Leave out the pictures and reproduce all of the data exactly.
start Provided material
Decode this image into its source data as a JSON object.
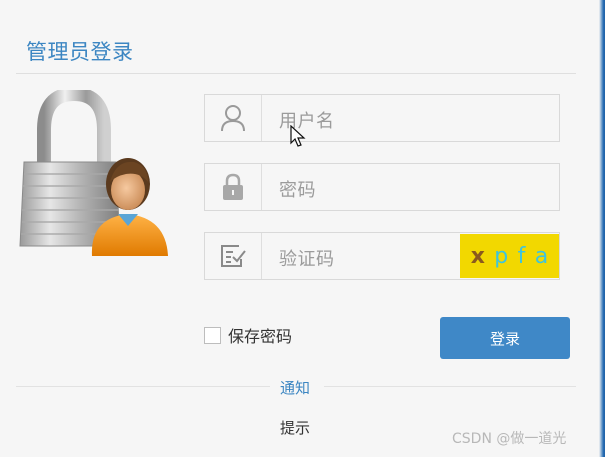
{
  "page": {
    "title": "管理员登录"
  },
  "form": {
    "username_placeholder": "用户名",
    "password_placeholder": "密码",
    "captcha_placeholder": "验证码",
    "captcha_chars": [
      "x",
      "p",
      "f",
      "a"
    ],
    "remember_label": "保存密码",
    "remember_checked": false,
    "login_label": "登录"
  },
  "notice": {
    "title": "通知",
    "body": "提示"
  },
  "watermark": "CSDN @做一道光",
  "colors": {
    "accent": "#3c86c2",
    "button": "#3f88c7",
    "captcha_bg": "#f2d800"
  },
  "icons": [
    "padlock-user-icon",
    "user-icon",
    "lock-icon",
    "verify-icon",
    "mouse-cursor-icon"
  ]
}
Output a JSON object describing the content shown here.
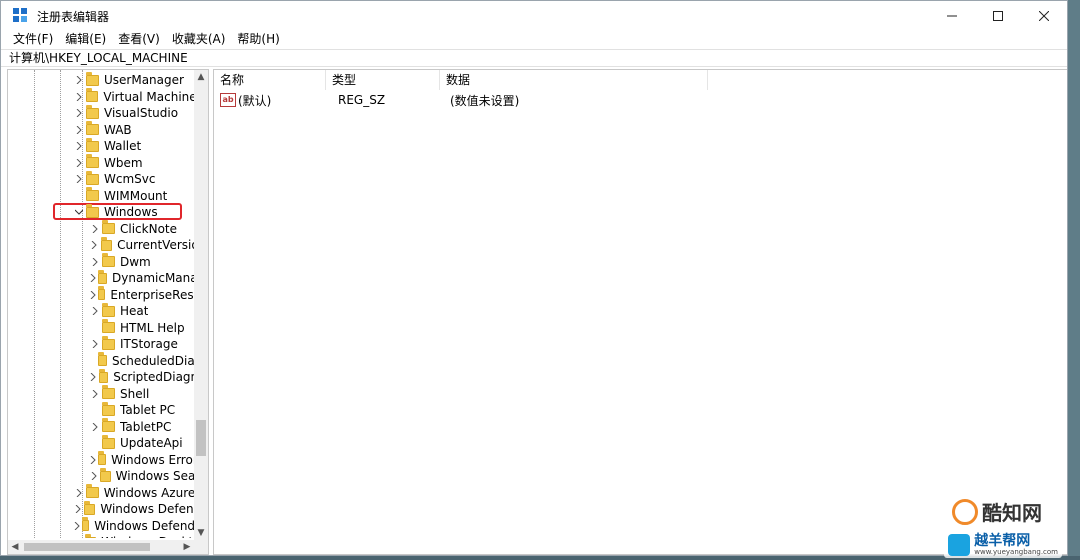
{
  "window": {
    "title": "注册表编辑器",
    "controls": {
      "minimize": "minimize",
      "maximize": "maximize",
      "close": "close"
    }
  },
  "menu": [
    {
      "label": "文件(F)"
    },
    {
      "label": "编辑(E)"
    },
    {
      "label": "查看(V)"
    },
    {
      "label": "收藏夹(A)"
    },
    {
      "label": "帮助(H)"
    }
  ],
  "address": "计算机\\HKEY_LOCAL_MACHINE",
  "tree": {
    "nodes": [
      {
        "label": "UserManager",
        "level": 0,
        "expander": ">"
      },
      {
        "label": "Virtual Machine",
        "level": 0,
        "expander": ">"
      },
      {
        "label": "VisualStudio",
        "level": 0,
        "expander": ">"
      },
      {
        "label": "WAB",
        "level": 0,
        "expander": ">"
      },
      {
        "label": "Wallet",
        "level": 0,
        "expander": ">"
      },
      {
        "label": "Wbem",
        "level": 0,
        "expander": ">"
      },
      {
        "label": "WcmSvc",
        "level": 0,
        "expander": ">"
      },
      {
        "label": "WIMMount",
        "level": 0,
        "expander": ""
      },
      {
        "label": "Windows",
        "level": 0,
        "expander": "v",
        "selected": true
      },
      {
        "label": "ClickNote",
        "level": 1,
        "expander": ">"
      },
      {
        "label": "CurrentVersion",
        "level": 1,
        "expander": ">"
      },
      {
        "label": "Dwm",
        "level": 1,
        "expander": ">"
      },
      {
        "label": "DynamicManagement",
        "level": 1,
        "expander": ">"
      },
      {
        "label": "EnterpriseResourceManager",
        "level": 1,
        "expander": ">"
      },
      {
        "label": "Heat",
        "level": 1,
        "expander": ">"
      },
      {
        "label": "HTML Help",
        "level": 1,
        "expander": ""
      },
      {
        "label": "ITStorage",
        "level": 1,
        "expander": ">"
      },
      {
        "label": "ScheduledDiagnostics",
        "level": 1,
        "expander": ""
      },
      {
        "label": "ScriptedDiagnostics",
        "level": 1,
        "expander": ">"
      },
      {
        "label": "Shell",
        "level": 1,
        "expander": ">"
      },
      {
        "label": "Tablet PC",
        "level": 1,
        "expander": ""
      },
      {
        "label": "TabletPC",
        "level": 1,
        "expander": ">"
      },
      {
        "label": "UpdateApi",
        "level": 1,
        "expander": ""
      },
      {
        "label": "Windows Error Reporting",
        "level": 1,
        "expander": ">"
      },
      {
        "label": "Windows Search",
        "level": 1,
        "expander": ">"
      },
      {
        "label": "Windows Azure",
        "level": 0,
        "expander": ">"
      },
      {
        "label": "Windows Defender",
        "level": 0,
        "expander": ">"
      },
      {
        "label": "Windows Defender Security Center",
        "level": 0,
        "expander": ">"
      },
      {
        "label": "Windows Desktop",
        "level": 0,
        "expander": ">"
      }
    ]
  },
  "list": {
    "columns": [
      "名称",
      "类型",
      "数据"
    ],
    "rows": [
      {
        "icon": "ab",
        "name": "(默认)",
        "type": "REG_SZ",
        "data": "(数值未设置)"
      }
    ]
  },
  "watermark": {
    "brand1": "酷知网",
    "brand2": "越羊帮网",
    "url": "www.yueyangbang.com"
  },
  "colors": {
    "highlight": "#e0262b",
    "folder": "#f2c94c",
    "accent": "#1e6fc8"
  }
}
end Provided material
> [Solution to this problem]:
Decode this image into its source data as a JSON object.
{
  "page": {
    "title": "管理员登录"
  },
  "form": {
    "username_placeholder": "用户名",
    "password_placeholder": "密码",
    "captcha_placeholder": "验证码",
    "captcha_chars": [
      "x",
      "p",
      "f",
      "a"
    ],
    "remember_label": "保存密码",
    "remember_checked": false,
    "login_label": "登录"
  },
  "notice": {
    "title": "通知",
    "body": "提示"
  },
  "watermark": "CSDN @做一道光",
  "colors": {
    "accent": "#3c86c2",
    "button": "#3f88c7",
    "captcha_bg": "#f2d800"
  },
  "icons": [
    "padlock-user-icon",
    "user-icon",
    "lock-icon",
    "verify-icon",
    "mouse-cursor-icon"
  ]
}
Output a JSON object describing the content shown here.
{
  "window": {
    "title": "注册表编辑器",
    "controls": {
      "minimize": "minimize",
      "maximize": "maximize",
      "close": "close"
    }
  },
  "menu": [
    {
      "label": "文件(F)"
    },
    {
      "label": "编辑(E)"
    },
    {
      "label": "查看(V)"
    },
    {
      "label": "收藏夹(A)"
    },
    {
      "label": "帮助(H)"
    }
  ],
  "address": "计算机\\HKEY_LOCAL_MACHINE",
  "tree": {
    "nodes": [
      {
        "label": "UserManager",
        "level": 0,
        "expander": ">"
      },
      {
        "label": "Virtual Machine",
        "level": 0,
        "expander": ">"
      },
      {
        "label": "VisualStudio",
        "level": 0,
        "expander": ">"
      },
      {
        "label": "WAB",
        "level": 0,
        "expander": ">"
      },
      {
        "label": "Wallet",
        "level": 0,
        "expander": ">"
      },
      {
        "label": "Wbem",
        "level": 0,
        "expander": ">"
      },
      {
        "label": "WcmSvc",
        "level": 0,
        "expander": ">"
      },
      {
        "label": "WIMMount",
        "level": 0,
        "expander": ""
      },
      {
        "label": "Windows",
        "level": 0,
        "expander": "v",
        "selected": true
      },
      {
        "label": "ClickNote",
        "level": 1,
        "expander": ">"
      },
      {
        "label": "CurrentVersion",
        "level": 1,
        "expander": ">"
      },
      {
        "label": "Dwm",
        "level": 1,
        "expander": ">"
      },
      {
        "label": "DynamicManagement",
        "level": 1,
        "expander": ">"
      },
      {
        "label": "EnterpriseResourceManager",
        "level": 1,
        "expander": ">"
      },
      {
        "label": "Heat",
        "level": 1,
        "expander": ">"
      },
      {
        "label": "HTML Help",
        "level": 1,
        "expander": ""
      },
      {
        "label": "ITStorage",
        "level": 1,
        "expander": ">"
      },
      {
        "label": "ScheduledDiagnostics",
        "level": 1,
        "expander": ""
      },
      {
        "label": "ScriptedDiagnostics",
        "level": 1,
        "expander": ">"
      },
      {
        "label": "Shell",
        "level": 1,
        "expander": ">"
      },
      {
        "label": "Tablet PC",
        "level": 1,
        "expander": ""
      },
      {
        "label": "TabletPC",
        "level": 1,
        "expander": ">"
      },
      {
        "label": "UpdateApi",
        "level": 1,
        "expander": ""
      },
      {
        "label": "Windows Error Reporting",
        "level": 1,
        "expander": ">"
      },
      {
        "label": "Windows Search",
        "level": 1,
        "expander": ">"
      },
      {
        "label": "Windows Azure",
        "level": 0,
        "expander": ">"
      },
      {
        "label": "Windows Defender",
        "level": 0,
        "expander": ">"
      },
      {
        "label": "Windows Defender Security Center",
        "level": 0,
        "expander": ">"
      },
      {
        "label": "Windows Desktop",
        "level": 0,
        "expander": ">"
      }
    ]
  },
  "list": {
    "columns": [
      "名称",
      "类型",
      "数据"
    ],
    "rows": [
      {
        "icon": "ab",
        "name": "(默认)",
        "type": "REG_SZ",
        "data": "(数值未设置)"
      }
    ]
  },
  "watermark": {
    "brand1": "酷知网",
    "brand2": "越羊帮网",
    "url": "www.yueyangbang.com"
  },
  "colors": {
    "highlight": "#e0262b",
    "folder": "#f2c94c",
    "accent": "#1e6fc8"
  }
}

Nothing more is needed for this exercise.